**Given exercise**
In the listing below, locate the lines bearing the word "Composite". Copy every one of them.

**Input**
******************************
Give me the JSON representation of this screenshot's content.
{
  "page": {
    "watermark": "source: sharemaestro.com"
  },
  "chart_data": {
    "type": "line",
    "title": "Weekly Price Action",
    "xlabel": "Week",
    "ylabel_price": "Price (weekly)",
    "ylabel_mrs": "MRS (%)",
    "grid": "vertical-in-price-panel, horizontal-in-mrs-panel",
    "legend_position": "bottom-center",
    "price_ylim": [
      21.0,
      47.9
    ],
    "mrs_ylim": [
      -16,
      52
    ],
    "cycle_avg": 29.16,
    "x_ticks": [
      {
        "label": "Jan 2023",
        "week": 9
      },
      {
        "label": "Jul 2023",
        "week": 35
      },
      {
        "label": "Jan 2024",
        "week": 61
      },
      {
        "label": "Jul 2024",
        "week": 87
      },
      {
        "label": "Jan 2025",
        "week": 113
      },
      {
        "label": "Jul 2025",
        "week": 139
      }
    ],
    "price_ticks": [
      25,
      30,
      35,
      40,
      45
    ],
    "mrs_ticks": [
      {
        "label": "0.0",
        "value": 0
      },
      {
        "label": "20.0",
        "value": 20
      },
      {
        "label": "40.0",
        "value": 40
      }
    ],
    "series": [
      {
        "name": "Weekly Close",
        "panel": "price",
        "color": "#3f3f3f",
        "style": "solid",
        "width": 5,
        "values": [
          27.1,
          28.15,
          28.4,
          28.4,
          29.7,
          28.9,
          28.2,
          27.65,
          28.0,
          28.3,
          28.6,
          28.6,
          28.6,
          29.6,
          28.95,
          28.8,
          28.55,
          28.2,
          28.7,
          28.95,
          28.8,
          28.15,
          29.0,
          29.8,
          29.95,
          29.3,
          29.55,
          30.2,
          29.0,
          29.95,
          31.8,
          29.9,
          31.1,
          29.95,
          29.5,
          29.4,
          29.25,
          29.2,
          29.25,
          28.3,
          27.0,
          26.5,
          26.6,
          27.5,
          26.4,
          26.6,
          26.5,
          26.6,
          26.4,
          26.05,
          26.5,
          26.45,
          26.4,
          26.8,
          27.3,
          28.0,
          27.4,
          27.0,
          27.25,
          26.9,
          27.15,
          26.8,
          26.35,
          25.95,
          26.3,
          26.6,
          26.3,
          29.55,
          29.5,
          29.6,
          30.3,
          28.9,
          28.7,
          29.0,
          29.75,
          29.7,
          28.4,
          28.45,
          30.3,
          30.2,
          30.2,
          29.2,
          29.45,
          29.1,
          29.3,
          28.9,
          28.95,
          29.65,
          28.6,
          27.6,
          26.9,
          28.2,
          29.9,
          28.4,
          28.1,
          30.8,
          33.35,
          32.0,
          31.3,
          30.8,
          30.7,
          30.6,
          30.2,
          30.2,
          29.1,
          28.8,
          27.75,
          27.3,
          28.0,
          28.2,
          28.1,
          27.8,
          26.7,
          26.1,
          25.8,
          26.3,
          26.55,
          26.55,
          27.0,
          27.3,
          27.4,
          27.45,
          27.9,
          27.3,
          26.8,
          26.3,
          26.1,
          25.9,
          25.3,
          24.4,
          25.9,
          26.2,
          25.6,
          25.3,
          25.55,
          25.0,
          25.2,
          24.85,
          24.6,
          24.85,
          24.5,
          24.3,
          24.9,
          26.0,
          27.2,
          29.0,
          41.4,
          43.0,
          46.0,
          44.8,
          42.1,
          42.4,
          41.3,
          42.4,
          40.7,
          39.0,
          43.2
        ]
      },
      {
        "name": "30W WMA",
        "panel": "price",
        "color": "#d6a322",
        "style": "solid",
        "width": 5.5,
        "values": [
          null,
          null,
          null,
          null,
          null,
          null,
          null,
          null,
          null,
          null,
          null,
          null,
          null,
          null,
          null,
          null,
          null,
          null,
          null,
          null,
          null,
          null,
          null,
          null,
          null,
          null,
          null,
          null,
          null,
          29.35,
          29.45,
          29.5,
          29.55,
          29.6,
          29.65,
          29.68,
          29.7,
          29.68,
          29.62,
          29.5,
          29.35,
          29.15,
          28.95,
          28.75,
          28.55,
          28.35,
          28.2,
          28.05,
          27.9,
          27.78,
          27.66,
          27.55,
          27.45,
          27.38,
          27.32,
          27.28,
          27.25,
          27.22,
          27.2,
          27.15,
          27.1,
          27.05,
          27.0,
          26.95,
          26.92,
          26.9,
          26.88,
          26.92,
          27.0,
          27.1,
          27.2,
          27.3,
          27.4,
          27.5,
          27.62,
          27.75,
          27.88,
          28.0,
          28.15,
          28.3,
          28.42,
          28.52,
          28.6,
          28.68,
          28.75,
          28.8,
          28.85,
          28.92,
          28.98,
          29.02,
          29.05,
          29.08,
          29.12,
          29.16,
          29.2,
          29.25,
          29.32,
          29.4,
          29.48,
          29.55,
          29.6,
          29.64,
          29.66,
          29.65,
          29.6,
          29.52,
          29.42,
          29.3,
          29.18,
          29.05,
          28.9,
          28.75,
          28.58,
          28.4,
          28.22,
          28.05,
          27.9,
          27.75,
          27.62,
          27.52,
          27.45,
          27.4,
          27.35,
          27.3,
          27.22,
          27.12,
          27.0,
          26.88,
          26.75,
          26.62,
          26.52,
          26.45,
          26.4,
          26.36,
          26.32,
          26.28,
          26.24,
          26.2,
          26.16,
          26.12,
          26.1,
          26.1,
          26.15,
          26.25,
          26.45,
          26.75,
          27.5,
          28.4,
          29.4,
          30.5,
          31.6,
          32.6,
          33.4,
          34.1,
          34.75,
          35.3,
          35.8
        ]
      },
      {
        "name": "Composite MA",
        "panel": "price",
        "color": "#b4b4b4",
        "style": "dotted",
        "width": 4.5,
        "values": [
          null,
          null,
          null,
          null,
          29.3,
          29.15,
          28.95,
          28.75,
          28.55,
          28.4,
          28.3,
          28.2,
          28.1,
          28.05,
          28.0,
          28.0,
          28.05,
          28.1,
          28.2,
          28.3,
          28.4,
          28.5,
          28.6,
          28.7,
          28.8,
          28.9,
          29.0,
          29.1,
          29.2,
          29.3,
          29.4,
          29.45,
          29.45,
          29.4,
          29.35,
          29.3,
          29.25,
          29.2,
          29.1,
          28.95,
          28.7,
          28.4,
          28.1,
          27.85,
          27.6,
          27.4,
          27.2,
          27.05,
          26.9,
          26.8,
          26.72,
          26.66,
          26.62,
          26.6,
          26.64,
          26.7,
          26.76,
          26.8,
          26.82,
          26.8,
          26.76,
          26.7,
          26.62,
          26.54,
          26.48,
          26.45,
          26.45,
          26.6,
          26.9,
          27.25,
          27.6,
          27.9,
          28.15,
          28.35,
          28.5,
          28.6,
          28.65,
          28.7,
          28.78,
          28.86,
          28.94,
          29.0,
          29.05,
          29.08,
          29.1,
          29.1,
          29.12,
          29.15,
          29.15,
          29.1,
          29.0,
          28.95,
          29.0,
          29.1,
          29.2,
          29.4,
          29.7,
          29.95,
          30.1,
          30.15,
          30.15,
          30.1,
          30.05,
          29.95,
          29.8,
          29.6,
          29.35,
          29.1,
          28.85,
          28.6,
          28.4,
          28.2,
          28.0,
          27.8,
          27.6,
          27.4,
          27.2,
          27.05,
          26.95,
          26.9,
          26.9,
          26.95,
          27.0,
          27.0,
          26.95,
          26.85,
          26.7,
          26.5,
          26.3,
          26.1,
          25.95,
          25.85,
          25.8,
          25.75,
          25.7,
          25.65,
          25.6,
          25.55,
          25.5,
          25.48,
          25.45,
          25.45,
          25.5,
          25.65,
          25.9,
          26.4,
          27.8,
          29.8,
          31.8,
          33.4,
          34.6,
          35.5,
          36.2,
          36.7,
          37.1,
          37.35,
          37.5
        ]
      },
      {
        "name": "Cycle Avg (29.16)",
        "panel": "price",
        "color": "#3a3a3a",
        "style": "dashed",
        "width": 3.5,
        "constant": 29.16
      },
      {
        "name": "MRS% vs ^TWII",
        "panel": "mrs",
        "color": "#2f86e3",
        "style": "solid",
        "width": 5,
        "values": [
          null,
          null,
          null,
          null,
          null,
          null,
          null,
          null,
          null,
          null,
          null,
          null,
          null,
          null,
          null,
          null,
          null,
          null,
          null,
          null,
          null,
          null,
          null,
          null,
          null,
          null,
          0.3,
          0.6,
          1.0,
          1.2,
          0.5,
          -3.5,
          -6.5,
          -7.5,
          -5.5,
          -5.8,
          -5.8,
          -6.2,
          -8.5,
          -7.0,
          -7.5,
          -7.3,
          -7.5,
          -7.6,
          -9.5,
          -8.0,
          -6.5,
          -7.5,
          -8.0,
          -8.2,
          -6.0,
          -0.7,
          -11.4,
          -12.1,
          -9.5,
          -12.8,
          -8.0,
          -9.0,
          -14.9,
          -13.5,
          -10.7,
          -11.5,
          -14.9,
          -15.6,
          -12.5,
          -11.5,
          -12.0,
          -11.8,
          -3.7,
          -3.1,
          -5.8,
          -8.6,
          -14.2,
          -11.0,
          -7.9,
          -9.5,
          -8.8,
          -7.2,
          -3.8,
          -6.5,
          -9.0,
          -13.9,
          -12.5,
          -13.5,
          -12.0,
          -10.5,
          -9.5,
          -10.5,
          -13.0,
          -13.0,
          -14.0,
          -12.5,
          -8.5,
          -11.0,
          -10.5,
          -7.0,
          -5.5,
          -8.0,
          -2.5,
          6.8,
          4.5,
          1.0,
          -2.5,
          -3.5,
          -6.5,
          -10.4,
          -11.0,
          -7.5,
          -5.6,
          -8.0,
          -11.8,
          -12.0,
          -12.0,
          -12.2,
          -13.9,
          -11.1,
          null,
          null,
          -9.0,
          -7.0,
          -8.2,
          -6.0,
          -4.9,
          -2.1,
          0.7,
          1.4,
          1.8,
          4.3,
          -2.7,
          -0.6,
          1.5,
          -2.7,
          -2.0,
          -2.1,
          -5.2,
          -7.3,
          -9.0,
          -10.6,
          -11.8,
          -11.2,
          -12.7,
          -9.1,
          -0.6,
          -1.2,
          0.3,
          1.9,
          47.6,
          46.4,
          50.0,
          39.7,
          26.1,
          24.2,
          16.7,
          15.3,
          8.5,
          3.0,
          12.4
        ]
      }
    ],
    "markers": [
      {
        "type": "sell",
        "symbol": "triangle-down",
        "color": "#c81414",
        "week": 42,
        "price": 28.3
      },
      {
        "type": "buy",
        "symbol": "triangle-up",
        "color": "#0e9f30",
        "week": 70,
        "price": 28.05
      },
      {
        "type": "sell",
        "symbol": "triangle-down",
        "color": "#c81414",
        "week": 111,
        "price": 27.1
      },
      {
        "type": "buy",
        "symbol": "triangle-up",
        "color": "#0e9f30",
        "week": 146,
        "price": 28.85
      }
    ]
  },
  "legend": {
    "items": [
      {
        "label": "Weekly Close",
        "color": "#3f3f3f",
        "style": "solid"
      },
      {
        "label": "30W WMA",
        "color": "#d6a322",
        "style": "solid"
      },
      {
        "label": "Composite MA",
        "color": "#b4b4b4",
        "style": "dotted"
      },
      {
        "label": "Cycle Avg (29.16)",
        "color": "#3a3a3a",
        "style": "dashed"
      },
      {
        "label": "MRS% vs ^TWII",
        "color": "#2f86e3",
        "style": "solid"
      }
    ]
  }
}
******************************
**Written response**
        "name": "Composite MA",
        "label": "Composite MA",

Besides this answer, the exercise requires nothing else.